[Rows from a dataset]
▬▬▬▬▬▬▬▬▬▬
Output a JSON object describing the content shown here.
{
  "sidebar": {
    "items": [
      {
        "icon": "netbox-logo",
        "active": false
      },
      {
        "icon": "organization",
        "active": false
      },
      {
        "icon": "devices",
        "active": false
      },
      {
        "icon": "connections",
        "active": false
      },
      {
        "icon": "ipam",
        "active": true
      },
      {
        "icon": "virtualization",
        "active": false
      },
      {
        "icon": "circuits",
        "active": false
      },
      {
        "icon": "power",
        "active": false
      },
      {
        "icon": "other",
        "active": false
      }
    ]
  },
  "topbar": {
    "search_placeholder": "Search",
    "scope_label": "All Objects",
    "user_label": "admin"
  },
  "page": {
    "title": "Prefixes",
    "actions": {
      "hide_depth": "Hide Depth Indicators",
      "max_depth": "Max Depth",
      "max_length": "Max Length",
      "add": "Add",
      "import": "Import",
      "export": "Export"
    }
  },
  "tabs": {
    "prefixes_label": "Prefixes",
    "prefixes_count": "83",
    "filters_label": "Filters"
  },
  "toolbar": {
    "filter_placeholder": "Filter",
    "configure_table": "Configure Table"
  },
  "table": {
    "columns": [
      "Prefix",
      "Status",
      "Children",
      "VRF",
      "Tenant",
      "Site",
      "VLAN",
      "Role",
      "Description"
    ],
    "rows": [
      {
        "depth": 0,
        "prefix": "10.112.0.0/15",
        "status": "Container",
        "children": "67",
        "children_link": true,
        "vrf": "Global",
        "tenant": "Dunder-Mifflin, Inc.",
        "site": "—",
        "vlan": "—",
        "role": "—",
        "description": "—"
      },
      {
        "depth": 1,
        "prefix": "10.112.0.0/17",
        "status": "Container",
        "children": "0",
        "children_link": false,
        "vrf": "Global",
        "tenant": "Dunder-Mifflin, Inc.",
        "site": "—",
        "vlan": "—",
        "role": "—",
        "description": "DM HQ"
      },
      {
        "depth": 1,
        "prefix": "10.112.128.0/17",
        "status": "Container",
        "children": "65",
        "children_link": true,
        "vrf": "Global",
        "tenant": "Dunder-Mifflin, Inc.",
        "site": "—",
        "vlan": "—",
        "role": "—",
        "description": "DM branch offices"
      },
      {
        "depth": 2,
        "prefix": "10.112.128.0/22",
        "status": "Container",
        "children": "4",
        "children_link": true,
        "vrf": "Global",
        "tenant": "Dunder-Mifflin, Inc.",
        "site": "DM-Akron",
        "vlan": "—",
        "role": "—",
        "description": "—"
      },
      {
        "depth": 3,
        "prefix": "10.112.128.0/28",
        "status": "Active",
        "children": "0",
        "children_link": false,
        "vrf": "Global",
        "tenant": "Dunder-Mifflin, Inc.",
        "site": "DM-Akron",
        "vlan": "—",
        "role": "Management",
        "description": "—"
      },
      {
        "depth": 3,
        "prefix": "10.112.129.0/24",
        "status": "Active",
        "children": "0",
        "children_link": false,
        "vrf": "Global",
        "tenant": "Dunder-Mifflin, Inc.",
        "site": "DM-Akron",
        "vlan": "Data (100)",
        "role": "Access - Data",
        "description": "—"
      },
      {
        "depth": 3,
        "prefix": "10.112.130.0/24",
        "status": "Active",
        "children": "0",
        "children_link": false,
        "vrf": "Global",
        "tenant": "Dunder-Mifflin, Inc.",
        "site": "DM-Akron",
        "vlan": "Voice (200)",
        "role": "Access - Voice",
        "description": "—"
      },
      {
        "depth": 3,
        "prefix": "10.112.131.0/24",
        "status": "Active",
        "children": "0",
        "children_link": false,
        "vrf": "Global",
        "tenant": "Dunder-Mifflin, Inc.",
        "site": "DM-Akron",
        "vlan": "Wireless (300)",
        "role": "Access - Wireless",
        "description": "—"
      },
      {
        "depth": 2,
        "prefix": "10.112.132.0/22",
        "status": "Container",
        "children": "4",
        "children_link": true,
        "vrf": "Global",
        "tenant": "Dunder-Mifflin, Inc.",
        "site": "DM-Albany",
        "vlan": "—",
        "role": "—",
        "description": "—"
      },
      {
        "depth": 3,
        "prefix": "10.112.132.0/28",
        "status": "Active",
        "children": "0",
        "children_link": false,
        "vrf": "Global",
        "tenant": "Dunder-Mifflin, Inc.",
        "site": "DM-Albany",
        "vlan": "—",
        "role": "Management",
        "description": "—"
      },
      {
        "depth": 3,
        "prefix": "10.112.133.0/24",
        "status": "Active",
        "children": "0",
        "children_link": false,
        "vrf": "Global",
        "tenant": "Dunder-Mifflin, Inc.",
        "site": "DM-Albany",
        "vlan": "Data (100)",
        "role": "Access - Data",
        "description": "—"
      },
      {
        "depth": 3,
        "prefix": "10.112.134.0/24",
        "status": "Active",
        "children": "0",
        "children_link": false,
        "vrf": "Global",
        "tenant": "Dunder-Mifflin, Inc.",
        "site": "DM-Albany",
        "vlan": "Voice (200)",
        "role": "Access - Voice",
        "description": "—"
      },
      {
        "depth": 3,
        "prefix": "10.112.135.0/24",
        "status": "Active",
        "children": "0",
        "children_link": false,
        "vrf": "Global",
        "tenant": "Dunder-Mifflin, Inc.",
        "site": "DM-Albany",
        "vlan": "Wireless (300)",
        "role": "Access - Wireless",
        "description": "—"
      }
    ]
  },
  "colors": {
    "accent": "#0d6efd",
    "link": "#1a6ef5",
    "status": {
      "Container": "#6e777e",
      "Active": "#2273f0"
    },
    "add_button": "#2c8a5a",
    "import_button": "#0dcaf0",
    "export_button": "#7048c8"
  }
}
▬▬▬▬▬▬▬▬▬▬
Reproduce the data in full, exactly as presented.

### Written response
Output a JSON object describing the content shown here.
{
  "sidebar": {
    "items": [
      {
        "icon": "netbox-logo",
        "active": false
      },
      {
        "icon": "organization",
        "active": false
      },
      {
        "icon": "devices",
        "active": false
      },
      {
        "icon": "connections",
        "active": false
      },
      {
        "icon": "ipam",
        "active": true
      },
      {
        "icon": "virtualization",
        "active": false
      },
      {
        "icon": "circuits",
        "active": false
      },
      {
        "icon": "power",
        "active": false
      },
      {
        "icon": "other",
        "active": false
      }
    ]
  },
  "topbar": {
    "search_placeholder": "Search",
    "scope_label": "All Objects",
    "user_label": "admin"
  },
  "page": {
    "title": "Prefixes",
    "actions": {
      "hide_depth": "Hide Depth Indicators",
      "max_depth": "Max Depth",
      "max_length": "Max Length",
      "add": "Add",
      "import": "Import",
      "export": "Export"
    }
  },
  "tabs": {
    "prefixes_label": "Prefixes",
    "prefixes_count": "83",
    "filters_label": "Filters"
  },
  "toolbar": {
    "filter_placeholder": "Filter",
    "configure_table": "Configure Table"
  },
  "table": {
    "columns": [
      "Prefix",
      "Status",
      "Children",
      "VRF",
      "Tenant",
      "Site",
      "VLAN",
      "Role",
      "Description"
    ],
    "rows": [
      {
        "depth": 0,
        "prefix": "10.112.0.0/15",
        "status": "Container",
        "children": "67",
        "children_link": true,
        "vrf": "Global",
        "tenant": "Dunder-Mifflin, Inc.",
        "site": "—",
        "vlan": "—",
        "role": "—",
        "description": "—"
      },
      {
        "depth": 1,
        "prefix": "10.112.0.0/17",
        "status": "Container",
        "children": "0",
        "children_link": false,
        "vrf": "Global",
        "tenant": "Dunder-Mifflin, Inc.",
        "site": "—",
        "vlan": "—",
        "role": "—",
        "description": "DM HQ"
      },
      {
        "depth": 1,
        "prefix": "10.112.128.0/17",
        "status": "Container",
        "children": "65",
        "children_link": true,
        "vrf": "Global",
        "tenant": "Dunder-Mifflin, Inc.",
        "site": "—",
        "vlan": "—",
        "role": "—",
        "description": "DM branch offices"
      },
      {
        "depth": 2,
        "prefix": "10.112.128.0/22",
        "status": "Container",
        "children": "4",
        "children_link": true,
        "vrf": "Global",
        "tenant": "Dunder-Mifflin, Inc.",
        "site": "DM-Akron",
        "vlan": "—",
        "role": "—",
        "description": "—"
      },
      {
        "depth": 3,
        "prefix": "10.112.128.0/28",
        "status": "Active",
        "children": "0",
        "children_link": false,
        "vrf": "Global",
        "tenant": "Dunder-Mifflin, Inc.",
        "site": "DM-Akron",
        "vlan": "—",
        "role": "Management",
        "description": "—"
      },
      {
        "depth": 3,
        "prefix": "10.112.129.0/24",
        "status": "Active",
        "children": "0",
        "children_link": false,
        "vrf": "Global",
        "tenant": "Dunder-Mifflin, Inc.",
        "site": "DM-Akron",
        "vlan": "Data (100)",
        "role": "Access - Data",
        "description": "—"
      },
      {
        "depth": 3,
        "prefix": "10.112.130.0/24",
        "status": "Active",
        "children": "0",
        "children_link": false,
        "vrf": "Global",
        "tenant": "Dunder-Mifflin, Inc.",
        "site": "DM-Akron",
        "vlan": "Voice (200)",
        "role": "Access - Voice",
        "description": "—"
      },
      {
        "depth": 3,
        "prefix": "10.112.131.0/24",
        "status": "Active",
        "children": "0",
        "children_link": false,
        "vrf": "Global",
        "tenant": "Dunder-Mifflin, Inc.",
        "site": "DM-Akron",
        "vlan": "Wireless (300)",
        "role": "Access - Wireless",
        "description": "—"
      },
      {
        "depth": 2,
        "prefix": "10.112.132.0/22",
        "status": "Container",
        "children": "4",
        "children_link": true,
        "vrf": "Global",
        "tenant": "Dunder-Mifflin, Inc.",
        "site": "DM-Albany",
        "vlan": "—",
        "role": "—",
        "description": "—"
      },
      {
        "depth": 3,
        "prefix": "10.112.132.0/28",
        "status": "Active",
        "children": "0",
        "children_link": false,
        "vrf": "Global",
        "tenant": "Dunder-Mifflin, Inc.",
        "site": "DM-Albany",
        "vlan": "—",
        "role": "Management",
        "description": "—"
      },
      {
        "depth": 3,
        "prefix": "10.112.133.0/24",
        "status": "Active",
        "children": "0",
        "children_link": false,
        "vrf": "Global",
        "tenant": "Dunder-Mifflin, Inc.",
        "site": "DM-Albany",
        "vlan": "Data (100)",
        "role": "Access - Data",
        "description": "—"
      },
      {
        "depth": 3,
        "prefix": "10.112.134.0/24",
        "status": "Active",
        "children": "0",
        "children_link": false,
        "vrf": "Global",
        "tenant": "Dunder-Mifflin, Inc.",
        "site": "DM-Albany",
        "vlan": "Voice (200)",
        "role": "Access - Voice",
        "description": "—"
      },
      {
        "depth": 3,
        "prefix": "10.112.135.0/24",
        "status": "Active",
        "children": "0",
        "children_link": false,
        "vrf": "Global",
        "tenant": "Dunder-Mifflin, Inc.",
        "site": "DM-Albany",
        "vlan": "Wireless (300)",
        "role": "Access - Wireless",
        "description": "—"
      }
    ]
  },
  "colors": {
    "accent": "#0d6efd",
    "link": "#1a6ef5",
    "status": {
      "Container": "#6e777e",
      "Active": "#2273f0"
    },
    "add_button": "#2c8a5a",
    "import_button": "#0dcaf0",
    "export_button": "#7048c8"
  }
}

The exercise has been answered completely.